**The problem:**
From the case summary, copy out the passage between "Employees and beneficiaries" and "of similar claims.", inclusive.

**Document text:**
+ + + +
Orrison v. Mayo Clinic
- Jeffrey Bryan
- 0:24-cv-01124
- U.S. District Court · District of Minnesota
- 19
Counsel of record per CourtListener. Firm names are approximate.
In Orrison v. Mayo Clinic, Judge Bryan partially dismissed and partially allowed an employee's ERISA and related federal law claims against her employer's health plan administrators.
Employees and beneficiaries enrolled in employer-sponsored, self-funded ERISA health plans who have sought mental health treatment and been denied information about how out-of-network reimbursement rates are calculated, or who have encountered inaccuracies in their plan's provider directory, may find this ruling relevant to the viability of similar claims.
What happened
In Orrison v. Mayo Clinic (No. 24-CV-01124), Sherry Orrison, a Mayo Clinic employee, sued Mayo Clinic and MMSI, Inc. (operating as Medica), the plan and claims administrators of her employer-sponsored health plan, alleging they violated federal law in administering her health coverage. Her claims arose from her attempts to obtain mental health treatment for her teenage son, during which she alleges she was falsely told there were no in-network providers nearby, was denied information about how reimbursement rates were calculated, and received conflicting information about her deductible and out-of-pocket maximum balances.
+ + + +
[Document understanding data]
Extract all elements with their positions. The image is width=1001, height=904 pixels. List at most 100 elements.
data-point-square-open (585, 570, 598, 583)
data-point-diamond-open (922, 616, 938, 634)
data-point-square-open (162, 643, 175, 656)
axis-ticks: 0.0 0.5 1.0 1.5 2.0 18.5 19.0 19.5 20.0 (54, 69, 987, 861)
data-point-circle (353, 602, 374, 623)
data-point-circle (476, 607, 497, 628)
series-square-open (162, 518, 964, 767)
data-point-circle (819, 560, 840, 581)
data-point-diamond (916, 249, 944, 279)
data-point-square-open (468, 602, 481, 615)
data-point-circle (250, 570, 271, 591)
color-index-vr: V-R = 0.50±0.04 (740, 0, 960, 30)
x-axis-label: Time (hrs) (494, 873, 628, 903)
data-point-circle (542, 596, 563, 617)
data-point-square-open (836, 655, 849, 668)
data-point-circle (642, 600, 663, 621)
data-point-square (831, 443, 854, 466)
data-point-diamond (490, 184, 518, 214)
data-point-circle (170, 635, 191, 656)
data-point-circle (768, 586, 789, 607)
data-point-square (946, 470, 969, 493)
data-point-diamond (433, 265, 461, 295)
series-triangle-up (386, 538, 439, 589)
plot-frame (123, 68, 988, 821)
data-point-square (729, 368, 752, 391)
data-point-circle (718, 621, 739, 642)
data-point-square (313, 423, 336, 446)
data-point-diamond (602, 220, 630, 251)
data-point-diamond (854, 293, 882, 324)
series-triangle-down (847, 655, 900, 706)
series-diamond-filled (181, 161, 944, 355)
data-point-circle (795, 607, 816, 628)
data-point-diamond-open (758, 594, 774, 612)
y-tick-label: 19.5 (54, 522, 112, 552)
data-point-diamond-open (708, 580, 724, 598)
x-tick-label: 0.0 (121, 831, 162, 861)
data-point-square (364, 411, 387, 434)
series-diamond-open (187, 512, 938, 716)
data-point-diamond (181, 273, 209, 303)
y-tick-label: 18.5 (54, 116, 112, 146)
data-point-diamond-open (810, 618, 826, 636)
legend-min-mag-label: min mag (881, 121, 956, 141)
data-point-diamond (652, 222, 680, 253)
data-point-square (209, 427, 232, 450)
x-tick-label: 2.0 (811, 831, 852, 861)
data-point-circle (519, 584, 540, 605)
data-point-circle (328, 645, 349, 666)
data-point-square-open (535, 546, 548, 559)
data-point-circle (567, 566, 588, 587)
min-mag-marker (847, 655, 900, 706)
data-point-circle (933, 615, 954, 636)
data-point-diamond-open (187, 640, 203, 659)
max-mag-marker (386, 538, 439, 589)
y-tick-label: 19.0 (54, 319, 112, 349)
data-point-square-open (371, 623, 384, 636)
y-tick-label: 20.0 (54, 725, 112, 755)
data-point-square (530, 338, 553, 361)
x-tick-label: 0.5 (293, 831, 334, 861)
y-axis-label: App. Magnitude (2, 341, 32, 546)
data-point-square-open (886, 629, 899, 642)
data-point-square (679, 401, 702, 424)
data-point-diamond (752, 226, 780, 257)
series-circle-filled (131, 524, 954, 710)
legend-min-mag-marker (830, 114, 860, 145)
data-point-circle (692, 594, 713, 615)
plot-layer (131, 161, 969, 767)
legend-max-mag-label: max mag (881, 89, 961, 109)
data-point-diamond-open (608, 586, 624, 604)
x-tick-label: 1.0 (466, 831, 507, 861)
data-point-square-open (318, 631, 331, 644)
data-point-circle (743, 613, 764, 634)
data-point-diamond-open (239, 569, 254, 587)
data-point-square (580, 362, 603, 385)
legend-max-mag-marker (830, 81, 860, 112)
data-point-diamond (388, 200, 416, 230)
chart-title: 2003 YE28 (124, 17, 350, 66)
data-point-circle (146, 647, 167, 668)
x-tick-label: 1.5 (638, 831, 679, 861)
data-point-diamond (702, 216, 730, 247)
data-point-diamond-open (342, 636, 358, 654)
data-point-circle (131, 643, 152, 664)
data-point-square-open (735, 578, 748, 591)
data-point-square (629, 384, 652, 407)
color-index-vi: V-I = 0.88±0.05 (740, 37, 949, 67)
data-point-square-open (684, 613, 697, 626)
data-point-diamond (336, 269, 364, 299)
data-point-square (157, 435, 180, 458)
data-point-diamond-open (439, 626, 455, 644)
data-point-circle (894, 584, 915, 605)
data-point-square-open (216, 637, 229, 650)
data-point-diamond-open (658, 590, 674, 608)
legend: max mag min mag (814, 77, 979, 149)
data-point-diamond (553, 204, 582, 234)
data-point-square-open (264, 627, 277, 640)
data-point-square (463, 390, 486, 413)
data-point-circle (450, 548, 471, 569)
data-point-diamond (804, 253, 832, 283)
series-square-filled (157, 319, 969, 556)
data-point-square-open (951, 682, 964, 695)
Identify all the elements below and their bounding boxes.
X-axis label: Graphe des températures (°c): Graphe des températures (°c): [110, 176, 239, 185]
+ + + +
**Completed task:**
Employees and beneficiaries enrolled in employer-sponsored, self-funded ERISA health plans who have sought mental health treatment and been denied information about how out-of-network reimbursement rates are calculated, or who have encountered inaccuracies in their plan's provider directory, may find this ruling relevant to the viability of similar claims.